* **Aim**
Reproduce the entries exactly.

Start of Dataset

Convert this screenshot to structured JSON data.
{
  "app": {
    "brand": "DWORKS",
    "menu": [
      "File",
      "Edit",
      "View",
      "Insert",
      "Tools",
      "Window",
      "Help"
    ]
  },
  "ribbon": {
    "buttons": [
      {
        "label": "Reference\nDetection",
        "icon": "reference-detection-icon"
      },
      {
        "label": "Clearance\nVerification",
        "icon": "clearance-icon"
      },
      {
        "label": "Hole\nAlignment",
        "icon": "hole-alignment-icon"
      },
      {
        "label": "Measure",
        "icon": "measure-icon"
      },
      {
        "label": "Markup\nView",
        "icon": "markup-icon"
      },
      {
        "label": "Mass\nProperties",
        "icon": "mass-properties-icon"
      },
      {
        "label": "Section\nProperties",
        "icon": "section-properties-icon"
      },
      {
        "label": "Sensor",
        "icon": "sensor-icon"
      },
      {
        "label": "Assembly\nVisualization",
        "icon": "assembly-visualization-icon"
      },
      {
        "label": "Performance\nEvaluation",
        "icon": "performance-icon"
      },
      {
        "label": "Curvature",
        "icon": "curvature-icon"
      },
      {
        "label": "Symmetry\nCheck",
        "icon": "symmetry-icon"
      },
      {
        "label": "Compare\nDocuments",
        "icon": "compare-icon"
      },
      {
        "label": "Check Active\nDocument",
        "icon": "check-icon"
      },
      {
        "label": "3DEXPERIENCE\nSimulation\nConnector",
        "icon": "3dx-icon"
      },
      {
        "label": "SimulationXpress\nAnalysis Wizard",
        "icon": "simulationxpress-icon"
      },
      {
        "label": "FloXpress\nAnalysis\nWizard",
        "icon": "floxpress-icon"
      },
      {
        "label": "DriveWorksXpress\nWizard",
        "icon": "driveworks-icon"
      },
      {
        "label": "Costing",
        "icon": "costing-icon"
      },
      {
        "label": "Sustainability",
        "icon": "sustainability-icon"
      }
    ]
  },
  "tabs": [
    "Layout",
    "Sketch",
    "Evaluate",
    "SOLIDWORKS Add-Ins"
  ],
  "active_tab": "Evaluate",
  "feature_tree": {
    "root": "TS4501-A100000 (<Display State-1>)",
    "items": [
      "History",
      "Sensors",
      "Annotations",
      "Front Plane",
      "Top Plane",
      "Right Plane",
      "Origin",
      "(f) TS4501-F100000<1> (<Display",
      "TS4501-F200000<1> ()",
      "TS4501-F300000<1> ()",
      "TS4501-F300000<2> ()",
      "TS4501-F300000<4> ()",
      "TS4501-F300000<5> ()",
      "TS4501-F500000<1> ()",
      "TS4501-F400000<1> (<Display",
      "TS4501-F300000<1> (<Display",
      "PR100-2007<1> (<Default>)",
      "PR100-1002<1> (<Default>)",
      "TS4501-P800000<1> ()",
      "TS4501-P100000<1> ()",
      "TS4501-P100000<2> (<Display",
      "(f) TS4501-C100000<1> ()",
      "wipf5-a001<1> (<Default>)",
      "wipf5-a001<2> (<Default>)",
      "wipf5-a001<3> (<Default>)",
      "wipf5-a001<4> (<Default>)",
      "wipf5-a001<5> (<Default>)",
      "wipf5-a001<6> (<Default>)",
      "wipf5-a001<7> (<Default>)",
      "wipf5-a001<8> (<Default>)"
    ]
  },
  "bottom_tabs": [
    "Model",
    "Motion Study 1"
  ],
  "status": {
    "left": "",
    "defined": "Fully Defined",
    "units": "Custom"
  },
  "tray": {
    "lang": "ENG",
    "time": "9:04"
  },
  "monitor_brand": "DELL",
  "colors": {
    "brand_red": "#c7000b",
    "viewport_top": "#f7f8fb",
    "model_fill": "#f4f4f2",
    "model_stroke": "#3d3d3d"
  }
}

End of Dataset

* **Result for this task**
Convert this screenshot to structured JSON data.
{
  "app": {
    "brand": "DWORKS",
    "menu": [
      "File",
      "Edit",
      "View",
      "Insert",
      "Tools",
      "Window",
      "Help"
    ]
  },
  "ribbon": {
    "buttons": [
      {
        "label": "Reference\nDetection",
        "icon": "reference-detection-icon"
      },
      {
        "label": "Clearance\nVerification",
        "icon": "clearance-icon"
      },
      {
        "label": "Hole\nAlignment",
        "icon": "hole-alignment-icon"
      },
      {
        "label": "Measure",
        "icon": "measure-icon"
      },
      {
        "label": "Markup\nView",
        "icon": "markup-icon"
      },
      {
        "label": "Mass\nProperties",
        "icon": "mass-properties-icon"
      },
      {
        "label": "Section\nProperties",
        "icon": "section-properties-icon"
      },
      {
        "label": "Sensor",
        "icon": "sensor-icon"
      },
      {
        "label": "Assembly\nVisualization",
        "icon": "assembly-visualization-icon"
      },
      {
        "label": "Performance\nEvaluation",
        "icon": "performance-icon"
      },
      {
        "label": "Curvature",
        "icon": "curvature-icon"
      },
      {
        "label": "Symmetry\nCheck",
        "icon": "symmetry-icon"
      },
      {
        "label": "Compare\nDocuments",
        "icon": "compare-icon"
      },
      {
        "label": "Check Active\nDocument",
        "icon": "check-icon"
      },
      {
        "label": "3DEXPERIENCE\nSimulation\nConnector",
        "icon": "3dx-icon"
      },
      {
        "label": "SimulationXpress\nAnalysis Wizard",
        "icon": "simulationxpress-icon"
      },
      {
        "label": "FloXpress\nAnalysis\nWizard",
        "icon": "floxpress-icon"
      },
      {
        "label": "DriveWorksXpress\nWizard",
        "icon": "driveworks-icon"
      },
      {
        "label": "Costing",
        "icon": "costing-icon"
      },
      {
        "label": "Sustainability",
        "icon": "sustainability-icon"
      }
    ]
  },
  "tabs": [
    "Layout",
    "Sketch",
    "Evaluate",
    "SOLIDWORKS Add-Ins"
  ],
  "active_tab": "Evaluate",
  "feature_tree": {
    "root": "TS4501-A100000 (<Display State-1>)",
    "items": [
      "History",
      "Sensors",
      "Annotations",
      "Front Plane",
      "Top Plane",
      "Right Plane",
      "Origin",
      "(f) TS4501-F100000<1> (<Display",
      "TS4501-F200000<1> ()",
      "TS4501-F300000<1> ()",
      "TS4501-F300000<2> ()",
      "TS4501-F300000<4> ()",
      "TS4501-F300000<5> ()",
      "TS4501-F500000<1> ()",
      "TS4501-F400000<1> (<Display",
      "TS4501-F300000<1> (<Display",
      "PR100-2007<1> (<Default>)",
      "PR100-1002<1> (<Default>)",
      "TS4501-P800000<1> ()",
      "TS4501-P100000<1> ()",
      "TS4501-P100000<2> (<Display",
      "(f) TS4501-C100000<1> ()",
      "wipf5-a001<1> (<Default>)",
      "wipf5-a001<2> (<Default>)",
      "wipf5-a001<3> (<Default>)",
      "wipf5-a001<4> (<Default>)",
      "wipf5-a001<5> (<Default>)",
      "wipf5-a001<6> (<Default>)",
      "wipf5-a001<7> (<Default>)",
      "wipf5-a001<8> (<Default>)"
    ]
  },
  "bottom_tabs": [
    "Model",
    "Motion Study 1"
  ],
  "status": {
    "left": "",
    "defined": "Fully Defined",
    "units": "Custom"
  },
  "tray": {
    "lang": "ENG",
    "time": "9:04"
  },
  "monitor_brand": "DELL",
  "colors": {
    "brand_red": "#c7000b",
    "viewport_top": "#f7f8fb",
    "model_fill": "#f4f4f2",
    "model_stroke": "#3d3d3d"
  }
}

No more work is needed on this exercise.